* **THE PROBLEM**: Transcribe each of the records below exactly, excluding all pictures.

-- Start MATERIAL SHOWN --

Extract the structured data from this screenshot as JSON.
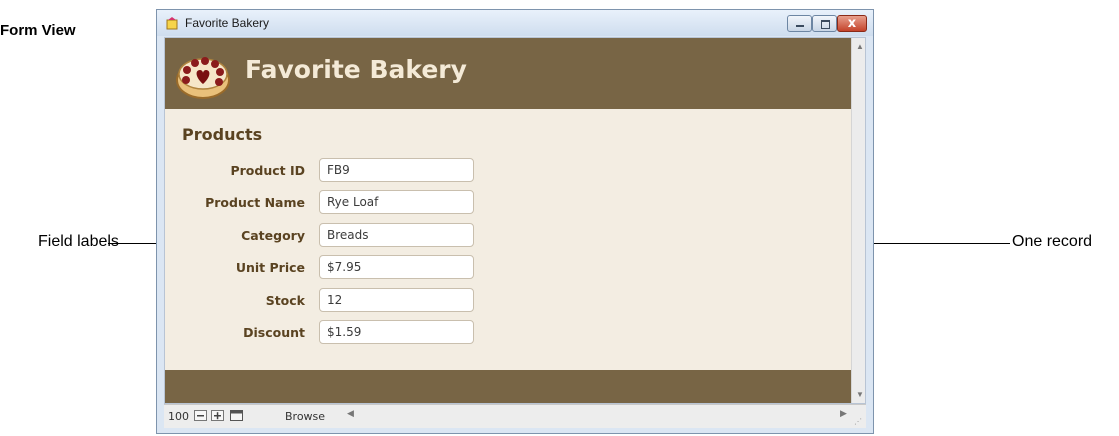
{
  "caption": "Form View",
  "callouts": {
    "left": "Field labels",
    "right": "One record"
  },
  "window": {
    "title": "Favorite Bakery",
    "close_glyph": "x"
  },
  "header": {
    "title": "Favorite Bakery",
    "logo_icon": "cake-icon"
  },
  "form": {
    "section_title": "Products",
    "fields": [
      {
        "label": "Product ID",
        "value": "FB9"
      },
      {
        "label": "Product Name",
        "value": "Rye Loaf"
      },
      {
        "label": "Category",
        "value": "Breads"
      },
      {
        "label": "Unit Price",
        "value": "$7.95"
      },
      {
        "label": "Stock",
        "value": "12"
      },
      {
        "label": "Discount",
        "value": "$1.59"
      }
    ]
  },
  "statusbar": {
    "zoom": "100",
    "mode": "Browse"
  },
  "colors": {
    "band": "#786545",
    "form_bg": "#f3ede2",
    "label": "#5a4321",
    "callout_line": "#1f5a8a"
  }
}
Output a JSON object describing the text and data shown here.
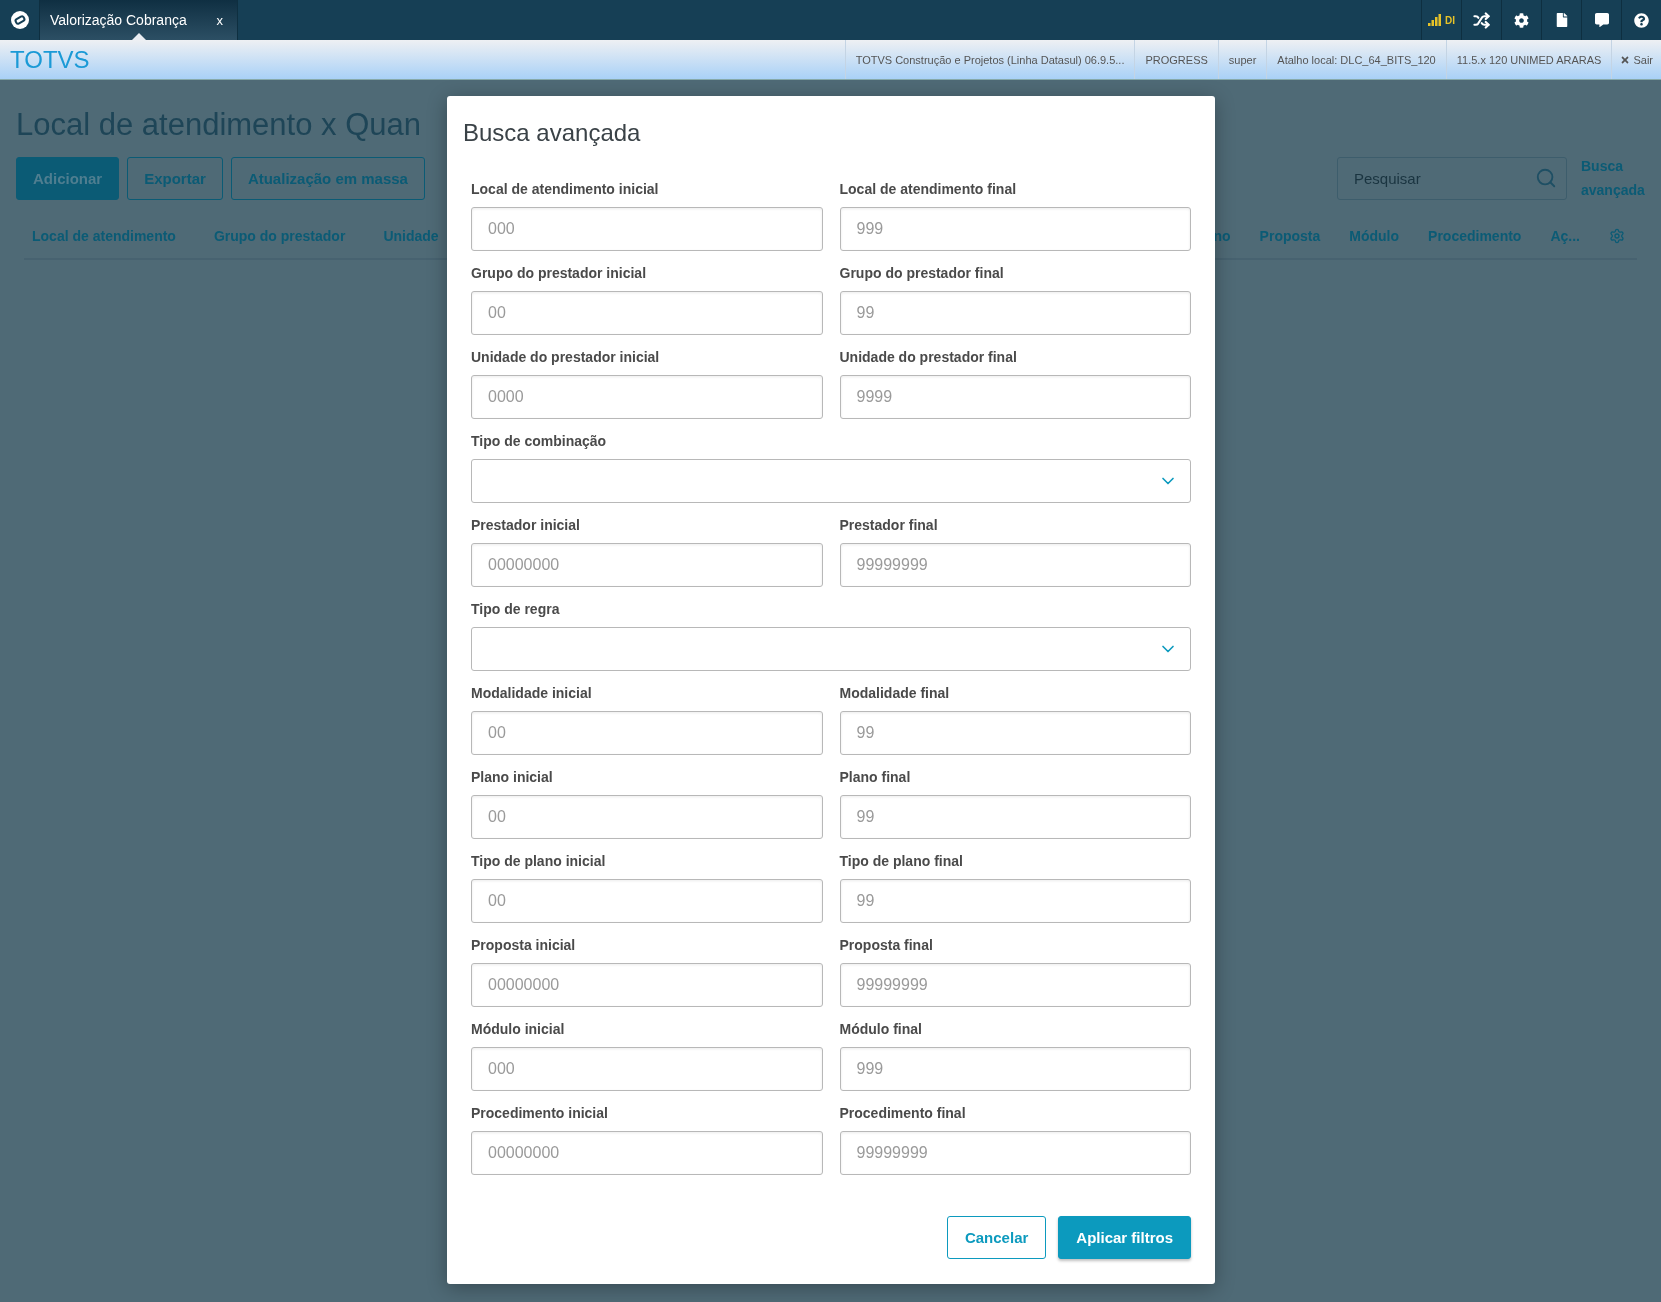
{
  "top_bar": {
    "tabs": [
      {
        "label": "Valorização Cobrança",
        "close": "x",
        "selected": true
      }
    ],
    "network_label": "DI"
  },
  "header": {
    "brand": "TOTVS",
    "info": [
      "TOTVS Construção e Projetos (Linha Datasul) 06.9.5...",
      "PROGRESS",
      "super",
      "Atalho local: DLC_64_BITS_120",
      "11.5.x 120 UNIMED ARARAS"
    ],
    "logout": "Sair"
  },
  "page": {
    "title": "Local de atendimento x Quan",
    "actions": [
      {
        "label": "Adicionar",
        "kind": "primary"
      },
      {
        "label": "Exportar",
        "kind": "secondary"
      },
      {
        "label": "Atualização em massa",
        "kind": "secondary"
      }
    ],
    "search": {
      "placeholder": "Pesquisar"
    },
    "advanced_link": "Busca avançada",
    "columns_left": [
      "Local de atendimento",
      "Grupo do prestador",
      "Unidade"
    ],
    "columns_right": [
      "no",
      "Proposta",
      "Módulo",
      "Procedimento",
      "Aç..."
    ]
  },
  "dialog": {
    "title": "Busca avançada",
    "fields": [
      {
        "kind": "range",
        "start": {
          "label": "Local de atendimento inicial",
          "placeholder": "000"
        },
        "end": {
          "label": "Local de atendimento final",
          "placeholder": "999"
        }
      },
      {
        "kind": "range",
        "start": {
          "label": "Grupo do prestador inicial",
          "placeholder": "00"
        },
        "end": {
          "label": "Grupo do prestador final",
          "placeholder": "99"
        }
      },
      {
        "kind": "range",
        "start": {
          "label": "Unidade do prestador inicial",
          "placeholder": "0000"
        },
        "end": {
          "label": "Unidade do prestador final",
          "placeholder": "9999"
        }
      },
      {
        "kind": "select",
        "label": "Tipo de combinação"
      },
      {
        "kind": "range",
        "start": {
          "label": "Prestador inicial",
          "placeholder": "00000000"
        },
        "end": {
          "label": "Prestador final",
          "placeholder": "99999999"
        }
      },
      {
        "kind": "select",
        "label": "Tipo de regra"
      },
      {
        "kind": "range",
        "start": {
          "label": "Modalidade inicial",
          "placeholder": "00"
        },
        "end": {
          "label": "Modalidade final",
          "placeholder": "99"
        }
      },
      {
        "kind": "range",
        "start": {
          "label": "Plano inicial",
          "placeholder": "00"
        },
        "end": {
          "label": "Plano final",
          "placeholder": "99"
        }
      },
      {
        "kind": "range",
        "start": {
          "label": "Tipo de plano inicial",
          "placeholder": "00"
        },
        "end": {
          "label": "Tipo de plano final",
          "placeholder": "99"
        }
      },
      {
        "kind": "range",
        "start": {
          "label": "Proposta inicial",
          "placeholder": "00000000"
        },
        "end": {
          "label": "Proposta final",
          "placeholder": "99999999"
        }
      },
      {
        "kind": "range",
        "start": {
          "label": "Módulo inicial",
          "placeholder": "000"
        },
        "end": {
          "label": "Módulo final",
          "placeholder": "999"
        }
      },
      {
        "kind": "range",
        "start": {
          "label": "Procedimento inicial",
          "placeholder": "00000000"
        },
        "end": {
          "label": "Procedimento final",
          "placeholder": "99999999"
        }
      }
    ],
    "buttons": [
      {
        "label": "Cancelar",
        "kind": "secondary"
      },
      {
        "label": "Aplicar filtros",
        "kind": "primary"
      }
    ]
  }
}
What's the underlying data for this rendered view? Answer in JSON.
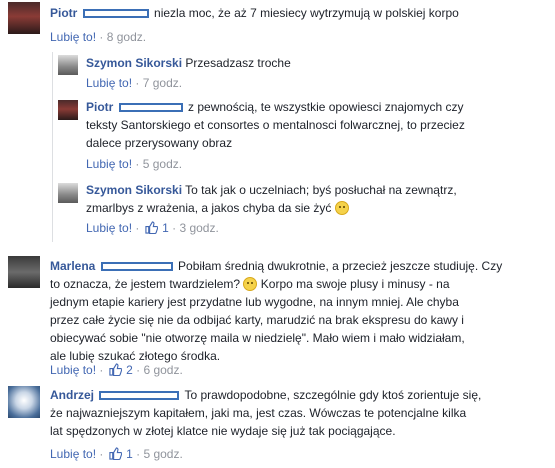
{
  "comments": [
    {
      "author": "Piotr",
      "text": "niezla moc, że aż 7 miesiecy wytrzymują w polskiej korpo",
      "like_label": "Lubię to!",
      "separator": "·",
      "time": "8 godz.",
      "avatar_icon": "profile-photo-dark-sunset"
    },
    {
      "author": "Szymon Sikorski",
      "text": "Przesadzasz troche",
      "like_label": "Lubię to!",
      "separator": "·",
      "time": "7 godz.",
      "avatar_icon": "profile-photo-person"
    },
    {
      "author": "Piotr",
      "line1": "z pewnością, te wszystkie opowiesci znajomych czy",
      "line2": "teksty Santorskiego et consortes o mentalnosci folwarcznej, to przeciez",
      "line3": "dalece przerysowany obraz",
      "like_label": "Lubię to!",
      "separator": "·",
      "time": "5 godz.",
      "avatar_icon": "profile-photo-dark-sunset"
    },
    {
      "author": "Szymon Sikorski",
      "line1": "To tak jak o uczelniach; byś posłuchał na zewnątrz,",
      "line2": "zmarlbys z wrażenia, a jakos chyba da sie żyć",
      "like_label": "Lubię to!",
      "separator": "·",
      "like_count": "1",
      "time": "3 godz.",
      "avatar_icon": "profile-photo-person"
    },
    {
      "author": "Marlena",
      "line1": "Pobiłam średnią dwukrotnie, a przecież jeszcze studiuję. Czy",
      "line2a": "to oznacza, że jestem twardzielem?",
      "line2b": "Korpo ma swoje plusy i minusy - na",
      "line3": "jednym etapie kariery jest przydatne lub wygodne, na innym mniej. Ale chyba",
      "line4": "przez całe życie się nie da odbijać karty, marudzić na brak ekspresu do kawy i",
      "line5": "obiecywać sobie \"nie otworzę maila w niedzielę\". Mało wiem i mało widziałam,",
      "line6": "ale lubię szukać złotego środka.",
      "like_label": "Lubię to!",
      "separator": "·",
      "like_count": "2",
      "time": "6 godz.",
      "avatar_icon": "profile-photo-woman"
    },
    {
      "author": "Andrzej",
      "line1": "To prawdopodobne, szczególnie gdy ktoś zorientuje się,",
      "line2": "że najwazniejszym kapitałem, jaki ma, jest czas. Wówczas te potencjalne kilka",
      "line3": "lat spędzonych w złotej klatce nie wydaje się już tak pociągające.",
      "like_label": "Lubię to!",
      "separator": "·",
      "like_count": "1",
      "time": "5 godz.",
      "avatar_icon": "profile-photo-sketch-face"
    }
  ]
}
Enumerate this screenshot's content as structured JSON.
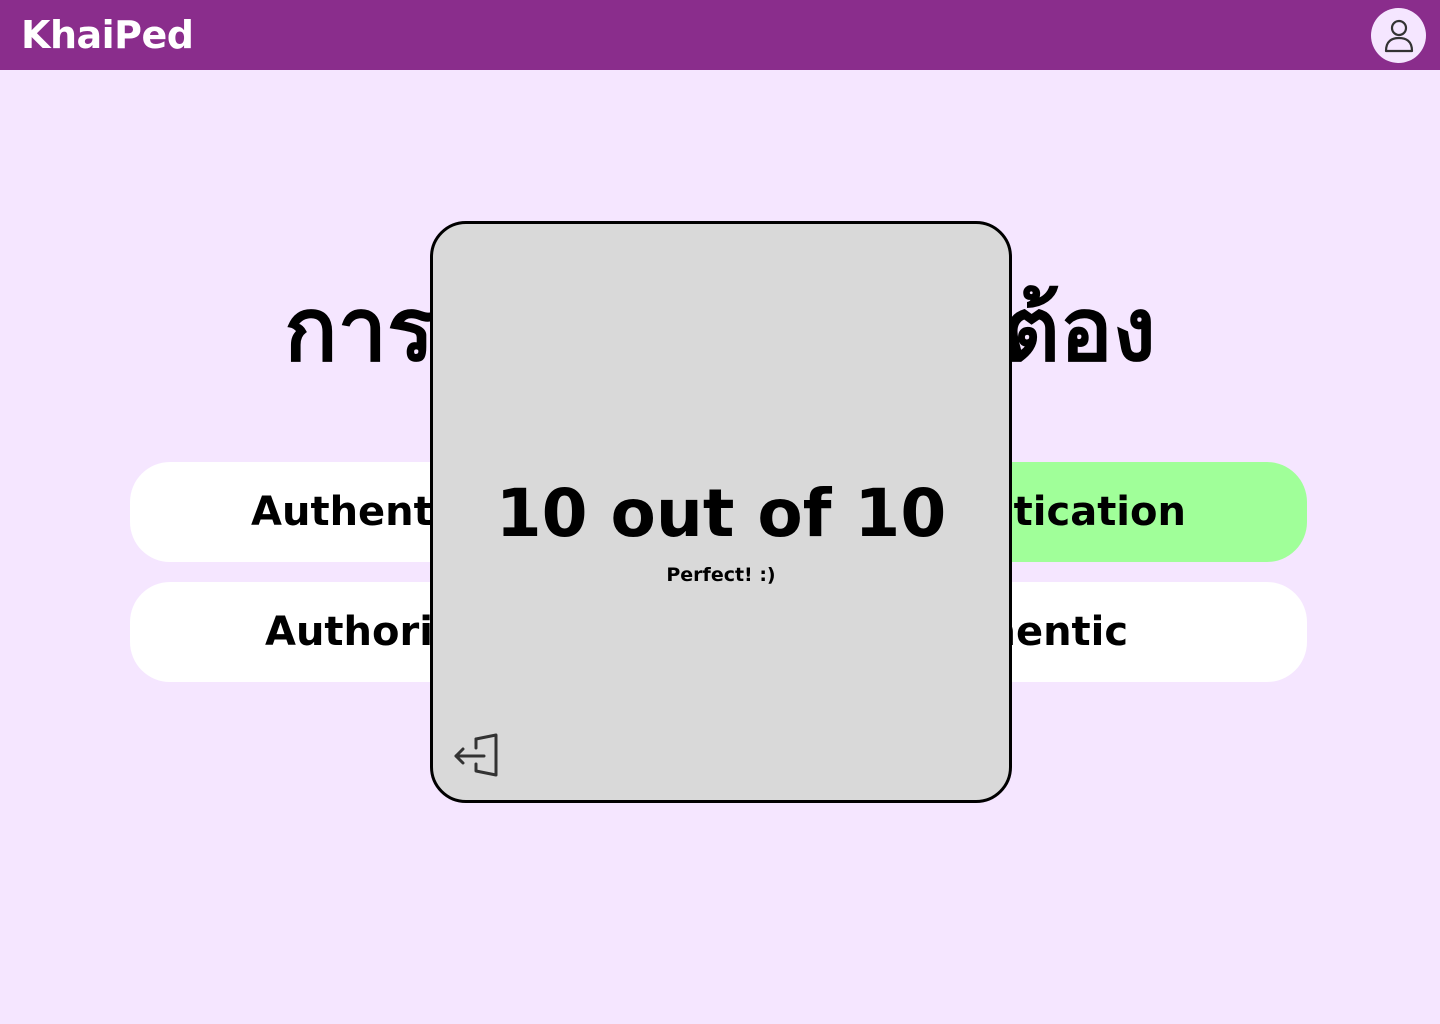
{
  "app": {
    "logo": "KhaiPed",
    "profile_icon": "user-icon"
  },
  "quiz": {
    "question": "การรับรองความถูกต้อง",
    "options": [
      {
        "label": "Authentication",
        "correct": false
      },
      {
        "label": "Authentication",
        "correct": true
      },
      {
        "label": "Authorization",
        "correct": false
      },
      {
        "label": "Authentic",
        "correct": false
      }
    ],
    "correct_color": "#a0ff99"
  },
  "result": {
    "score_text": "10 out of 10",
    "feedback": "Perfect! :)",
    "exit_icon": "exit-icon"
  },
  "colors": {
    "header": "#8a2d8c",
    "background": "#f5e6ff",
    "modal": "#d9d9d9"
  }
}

-- End MATERIAL SHOWN --

* **SOLVED PROBLEM**:
Extract the structured data from this screenshot as JSON.
{
  "caption": "Form View",
  "callouts": {
    "left": "Field labels",
    "right": "One record"
  },
  "window": {
    "title": "Favorite Bakery",
    "close_glyph": "x"
  },
  "header": {
    "title": "Favorite Bakery",
    "logo_icon": "cake-icon"
  },
  "form": {
    "section_title": "Products",
    "fields": [
      {
        "label": "Product ID",
        "value": "FB9"
      },
      {
        "label": "Product Name",
        "value": "Rye Loaf"
      },
      {
        "label": "Category",
        "value": "Breads"
      },
      {
        "label": "Unit Price",
        "value": "$7.95"
      },
      {
        "label": "Stock",
        "value": "12"
      },
      {
        "label": "Discount",
        "value": "$1.59"
      }
    ]
  },
  "statusbar": {
    "zoom": "100",
    "mode": "Browse"
  },
  "colors": {
    "band": "#786545",
    "form_bg": "#f3ede2",
    "label": "#5a4321",
    "callout_line": "#1f5a8a"
  }
}
Output a JSON object describing the text and data shown here.
{
  "top_bar": {
    "tabs": [
      {
        "label": "Valorização Cobrança",
        "close": "x",
        "selected": true
      }
    ],
    "network_label": "DI"
  },
  "header": {
    "brand": "TOTVS",
    "info": [
      "TOTVS Construção e Projetos (Linha Datasul) 06.9.5...",
      "PROGRESS",
      "super",
      "Atalho local: DLC_64_BITS_120",
      "11.5.x 120 UNIMED ARARAS"
    ],
    "logout": "Sair"
  },
  "page": {
    "title": "Local de atendimento x Quan",
    "actions": [
      {
        "label": "Adicionar",
        "kind": "primary"
      },
      {
        "label": "Exportar",
        "kind": "secondary"
      },
      {
        "label": "Atualização em massa",
        "kind": "secondary"
      }
    ],
    "search": {
      "placeholder": "Pesquisar"
    },
    "advanced_link": "Busca avançada",
    "columns_left": [
      "Local de atendimento",
      "Grupo do prestador",
      "Unidade"
    ],
    "columns_right": [
      "no",
      "Proposta",
      "Módulo",
      "Procedimento",
      "Aç..."
    ]
  },
  "dialog": {
    "title": "Busca avançada",
    "fields": [
      {
        "kind": "range",
        "start": {
          "label": "Local de atendimento inicial",
          "placeholder": "000"
        },
        "end": {
          "label": "Local de atendimento final",
          "placeholder": "999"
        }
      },
      {
        "kind": "range",
        "start": {
          "label": "Grupo do prestador inicial",
          "placeholder": "00"
        },
        "end": {
          "label": "Grupo do prestador final",
          "placeholder": "99"
        }
      },
      {
        "kind": "range",
        "start": {
          "label": "Unidade do prestador inicial",
          "placeholder": "0000"
        },
        "end": {
          "label": "Unidade do prestador final",
          "placeholder": "9999"
        }
      },
      {
        "kind": "select",
        "label": "Tipo de combinação"
      },
      {
        "kind": "range",
        "start": {
          "label": "Prestador inicial",
          "placeholder": "00000000"
        },
        "end": {
          "label": "Prestador final",
          "placeholder": "99999999"
        }
      },
      {
        "kind": "select",
        "label": "Tipo de regra"
      },
      {
        "kind": "range",
        "start": {
          "label": "Modalidade inicial",
          "placeholder": "00"
        },
        "end": {
          "label": "Modalidade final",
          "placeholder": "99"
        }
      },
      {
        "kind": "range",
        "start": {
          "label": "Plano inicial",
          "placeholder": "00"
        },
        "end": {
          "label": "Plano final",
          "placeholder": "99"
        }
      },
      {
        "kind": "range",
        "start": {
          "label": "Tipo de plano inicial",
          "placeholder": "00"
        },
        "end": {
          "label": "Tipo de plano final",
          "placeholder": "99"
        }
      },
      {
        "kind": "range",
        "start": {
          "label": "Proposta inicial",
          "placeholder": "00000000"
        },
        "end": {
          "label": "Proposta final",
          "placeholder": "99999999"
        }
      },
      {
        "kind": "range",
        "start": {
          "label": "Módulo inicial",
          "placeholder": "000"
        },
        "end": {
          "label": "Módulo final",
          "placeholder": "999"
        }
      },
      {
        "kind": "range",
        "start": {
          "label": "Procedimento inicial",
          "placeholder": "00000000"
        },
        "end": {
          "label": "Procedimento final",
          "placeholder": "99999999"
        }
      }
    ],
    "buttons": [
      {
        "label": "Cancelar",
        "kind": "secondary"
      },
      {
        "label": "Aplicar filtros",
        "kind": "primary"
      }
    ]
  }
}
What's the underlying data for this rendered view? Answer in JSON.
{
  "comments": [
    {
      "author": "Piotr",
      "text": "niezla moc, że aż 7 miesiecy wytrzymują w polskiej korpo",
      "like_label": "Lubię to!",
      "separator": "·",
      "time": "8 godz.",
      "avatar_icon": "profile-photo-dark-sunset"
    },
    {
      "author": "Szymon Sikorski",
      "text": "Przesadzasz troche",
      "like_label": "Lubię to!",
      "separator": "·",
      "time": "7 godz.",
      "avatar_icon": "profile-photo-person"
    },
    {
      "author": "Piotr",
      "line1": "z pewnością, te wszystkie opowiesci znajomych czy",
      "line2": "teksty Santorskiego et consortes o mentalnosci folwarcznej, to przeciez",
      "line3": "dalece przerysowany obraz",
      "like_label": "Lubię to!",
      "separator": "·",
      "time": "5 godz.",
      "avatar_icon": "profile-photo-dark-sunset"
    },
    {
      "author": "Szymon Sikorski",
      "line1": "To tak jak o uczelniach; byś posłuchał na zewnątrz,",
      "line2": "zmarlbys z wrażenia, a jakos chyba da sie żyć",
      "like_label": "Lubię to!",
      "separator": "·",
      "like_count": "1",
      "time": "3 godz.",
      "avatar_icon": "profile-photo-person"
    },
    {
      "author": "Marlena",
      "line1": "Pobiłam średnią dwukrotnie, a przecież jeszcze studiuję. Czy",
      "line2a": "to oznacza, że jestem twardzielem?",
      "line2b": "Korpo ma swoje plusy i minusy - na",
      "line3": "jednym etapie kariery jest przydatne lub wygodne, na innym mniej. Ale chyba",
      "line4": "przez całe życie się nie da odbijać karty, marudzić na brak ekspresu do kawy i",
      "line5": "obiecywać sobie \"nie otworzę maila w niedzielę\". Mało wiem i mało widziałam,",
      "line6": "ale lubię szukać złotego środka.",
      "like_label": "Lubię to!",
      "separator": "·",
      "like_count": "2",
      "time": "6 godz.",
      "avatar_icon": "profile-photo-woman"
    },
    {
      "author": "Andrzej",
      "line1": "To prawdopodobne, szczególnie gdy ktoś zorientuje się,",
      "line2": "że najwazniejszym kapitałem, jaki ma, jest czas. Wówczas te potencjalne kilka",
      "line3": "lat spędzonych w złotej klatce nie wydaje się już tak pociągające.",
      "like_label": "Lubię to!",
      "separator": "·",
      "like_count": "1",
      "time": "5 godz.",
      "avatar_icon": "profile-photo-sketch-face"
    }
  ]
}
Enumerate this screenshot's content as structured JSON.
{
  "app": {
    "logo": "KhaiPed",
    "profile_icon": "user-icon"
  },
  "quiz": {
    "question": "การรับรองความถูกต้อง",
    "options": [
      {
        "label": "Authentication",
        "correct": false
      },
      {
        "label": "Authentication",
        "correct": true
      },
      {
        "label": "Authorization",
        "correct": false
      },
      {
        "label": "Authentic",
        "correct": false
      }
    ],
    "correct_color": "#a0ff99"
  },
  "result": {
    "score_text": "10 out of 10",
    "feedback": "Perfect! :)",
    "exit_icon": "exit-icon"
  },
  "colors": {
    "header": "#8a2d8c",
    "background": "#f5e6ff",
    "modal": "#d9d9d9"
  }
}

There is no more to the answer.